- [Brief]
Please restate the following records word for word.

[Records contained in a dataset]
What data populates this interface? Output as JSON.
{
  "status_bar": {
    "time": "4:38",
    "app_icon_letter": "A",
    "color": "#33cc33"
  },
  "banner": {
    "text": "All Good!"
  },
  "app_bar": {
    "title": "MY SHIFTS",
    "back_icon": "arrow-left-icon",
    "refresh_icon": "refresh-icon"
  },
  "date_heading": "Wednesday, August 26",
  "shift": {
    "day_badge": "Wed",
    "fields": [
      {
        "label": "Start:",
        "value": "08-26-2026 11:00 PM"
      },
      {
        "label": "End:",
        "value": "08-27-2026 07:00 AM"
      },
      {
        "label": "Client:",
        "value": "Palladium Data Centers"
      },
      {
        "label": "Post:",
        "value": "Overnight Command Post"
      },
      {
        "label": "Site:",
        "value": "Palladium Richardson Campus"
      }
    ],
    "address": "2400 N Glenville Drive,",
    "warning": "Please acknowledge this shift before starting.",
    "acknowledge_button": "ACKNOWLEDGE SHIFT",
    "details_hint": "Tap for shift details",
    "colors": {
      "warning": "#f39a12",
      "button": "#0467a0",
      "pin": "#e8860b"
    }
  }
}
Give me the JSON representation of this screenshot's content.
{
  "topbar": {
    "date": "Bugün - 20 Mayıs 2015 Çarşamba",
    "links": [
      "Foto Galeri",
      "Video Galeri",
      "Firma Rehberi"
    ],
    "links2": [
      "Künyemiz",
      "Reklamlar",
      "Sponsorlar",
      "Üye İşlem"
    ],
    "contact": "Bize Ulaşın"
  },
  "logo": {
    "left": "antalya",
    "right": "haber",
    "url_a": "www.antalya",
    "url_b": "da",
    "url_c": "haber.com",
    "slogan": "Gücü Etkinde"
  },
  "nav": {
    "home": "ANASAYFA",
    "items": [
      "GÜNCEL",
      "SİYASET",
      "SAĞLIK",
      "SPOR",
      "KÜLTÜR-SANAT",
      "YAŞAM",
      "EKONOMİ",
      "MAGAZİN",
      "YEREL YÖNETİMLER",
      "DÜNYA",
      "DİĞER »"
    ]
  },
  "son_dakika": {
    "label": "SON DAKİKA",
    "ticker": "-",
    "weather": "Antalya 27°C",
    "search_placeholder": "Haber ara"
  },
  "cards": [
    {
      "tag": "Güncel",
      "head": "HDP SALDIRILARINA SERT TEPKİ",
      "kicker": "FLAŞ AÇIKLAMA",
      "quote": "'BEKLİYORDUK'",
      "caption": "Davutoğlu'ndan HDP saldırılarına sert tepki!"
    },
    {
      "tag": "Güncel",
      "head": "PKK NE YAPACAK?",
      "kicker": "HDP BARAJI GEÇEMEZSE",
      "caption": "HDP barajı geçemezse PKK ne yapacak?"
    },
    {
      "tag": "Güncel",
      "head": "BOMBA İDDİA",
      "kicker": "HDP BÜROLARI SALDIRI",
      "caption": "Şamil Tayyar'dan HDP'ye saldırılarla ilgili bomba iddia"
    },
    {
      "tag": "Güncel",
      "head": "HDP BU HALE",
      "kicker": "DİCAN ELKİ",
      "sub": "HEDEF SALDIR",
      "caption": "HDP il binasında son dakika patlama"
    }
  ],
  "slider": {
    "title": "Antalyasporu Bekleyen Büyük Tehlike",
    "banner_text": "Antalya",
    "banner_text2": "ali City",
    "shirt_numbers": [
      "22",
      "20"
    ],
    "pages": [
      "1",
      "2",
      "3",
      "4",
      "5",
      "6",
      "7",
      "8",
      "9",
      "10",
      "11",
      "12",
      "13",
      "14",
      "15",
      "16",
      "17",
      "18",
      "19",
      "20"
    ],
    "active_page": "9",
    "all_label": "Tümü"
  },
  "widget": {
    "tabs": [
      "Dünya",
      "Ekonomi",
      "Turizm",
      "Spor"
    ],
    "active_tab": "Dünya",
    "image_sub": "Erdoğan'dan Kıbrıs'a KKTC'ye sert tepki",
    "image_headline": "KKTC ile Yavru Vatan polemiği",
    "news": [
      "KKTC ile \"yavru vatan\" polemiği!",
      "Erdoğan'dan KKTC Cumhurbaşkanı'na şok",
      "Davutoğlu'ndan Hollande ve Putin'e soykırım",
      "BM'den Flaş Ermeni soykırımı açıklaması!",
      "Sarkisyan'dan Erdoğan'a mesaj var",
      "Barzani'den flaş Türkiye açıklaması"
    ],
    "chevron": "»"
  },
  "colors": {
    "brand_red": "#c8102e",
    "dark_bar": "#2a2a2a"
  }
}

- [Solved problem]
What data populates this interface? Output as JSON.
{
  "status_bar": {
    "time": "4:38",
    "app_icon_letter": "A",
    "color": "#33cc33"
  },
  "banner": {
    "text": "All Good!"
  },
  "app_bar": {
    "title": "MY SHIFTS",
    "back_icon": "arrow-left-icon",
    "refresh_icon": "refresh-icon"
  },
  "date_heading": "Wednesday, August 26",
  "shift": {
    "day_badge": "Wed",
    "fields": [
      {
        "label": "Start:",
        "value": "08-26-2026 11:00 PM"
      },
      {
        "label": "End:",
        "value": "08-27-2026 07:00 AM"
      },
      {
        "label": "Client:",
        "value": "Palladium Data Centers"
      },
      {
        "label": "Post:",
        "value": "Overnight Command Post"
      },
      {
        "label": "Site:",
        "value": "Palladium Richardson Campus"
      }
    ],
    "address": "2400 N Glenville Drive,",
    "warning": "Please acknowledge this shift before starting.",
    "acknowledge_button": "ACKNOWLEDGE SHIFT",
    "details_hint": "Tap for shift details",
    "colors": {
      "warning": "#f39a12",
      "button": "#0467a0",
      "pin": "#e8860b"
    }
  }
}
Give me the JSON representation of this screenshot's content.
{
  "topbar": {
    "date": "Bugün - 20 Mayıs 2015 Çarşamba",
    "links": [
      "Foto Galeri",
      "Video Galeri",
      "Firma Rehberi"
    ],
    "links2": [
      "Künyemiz",
      "Reklamlar",
      "Sponsorlar",
      "Üye İşlem"
    ],
    "contact": "Bize Ulaşın"
  },
  "logo": {
    "left": "antalya",
    "right": "haber",
    "url_a": "www.antalya",
    "url_b": "da",
    "url_c": "haber.com",
    "slogan": "Gücü Etkinde"
  },
  "nav": {
    "home": "ANASAYFA",
    "items": [
      "GÜNCEL",
      "SİYASET",
      "SAĞLIK",
      "SPOR",
      "KÜLTÜR-SANAT",
      "YAŞAM",
      "EKONOMİ",
      "MAGAZİN",
      "YEREL YÖNETİMLER",
      "DÜNYA",
      "DİĞER »"
    ]
  },
  "son_dakika": {
    "label": "SON DAKİKA",
    "ticker": "-",
    "weather": "Antalya 27°C",
    "search_placeholder": "Haber ara"
  },
  "cards": [
    {
      "tag": "Güncel",
      "head": "HDP SALDIRILARINA SERT TEPKİ",
      "kicker": "FLAŞ AÇIKLAMA",
      "quote": "'BEKLİYORDUK'",
      "caption": "Davutoğlu'ndan HDP saldırılarına sert tepki!"
    },
    {
      "tag": "Güncel",
      "head": "PKK NE YAPACAK?",
      "kicker": "HDP BARAJI GEÇEMEZSE",
      "caption": "HDP barajı geçemezse PKK ne yapacak?"
    },
    {
      "tag": "Güncel",
      "head": "BOMBA İDDİA",
      "kicker": "HDP BÜROLARI SALDIRI",
      "caption": "Şamil Tayyar'dan HDP'ye saldırılarla ilgili bomba iddia"
    },
    {
      "tag": "Güncel",
      "head": "HDP BU HALE",
      "kicker": "DİCAN ELKİ",
      "sub": "HEDEF SALDIR",
      "caption": "HDP il binasında son dakika patlama"
    }
  ],
  "slider": {
    "title": "Antalyasporu Bekleyen Büyük Tehlike",
    "banner_text": "Antalya",
    "banner_text2": "ali City",
    "shirt_numbers": [
      "22",
      "20"
    ],
    "pages": [
      "1",
      "2",
      "3",
      "4",
      "5",
      "6",
      "7",
      "8",
      "9",
      "10",
      "11",
      "12",
      "13",
      "14",
      "15",
      "16",
      "17",
      "18",
      "19",
      "20"
    ],
    "active_page": "9",
    "all_label": "Tümü"
  },
  "widget": {
    "tabs": [
      "Dünya",
      "Ekonomi",
      "Turizm",
      "Spor"
    ],
    "active_tab": "Dünya",
    "image_sub": "Erdoğan'dan Kıbrıs'a KKTC'ye sert tepki",
    "image_headline": "KKTC ile Yavru Vatan polemiği",
    "news": [
      "KKTC ile \"yavru vatan\" polemiği!",
      "Erdoğan'dan KKTC Cumhurbaşkanı'na şok",
      "Davutoğlu'ndan Hollande ve Putin'e soykırım",
      "BM'den Flaş Ermeni soykırımı açıklaması!",
      "Sarkisyan'dan Erdoğan'a mesaj var",
      "Barzani'den flaş Türkiye açıklaması"
    ],
    "chevron": "»"
  },
  "colors": {
    "brand_red": "#c8102e",
    "dark_bar": "#2a2a2a"
  }
}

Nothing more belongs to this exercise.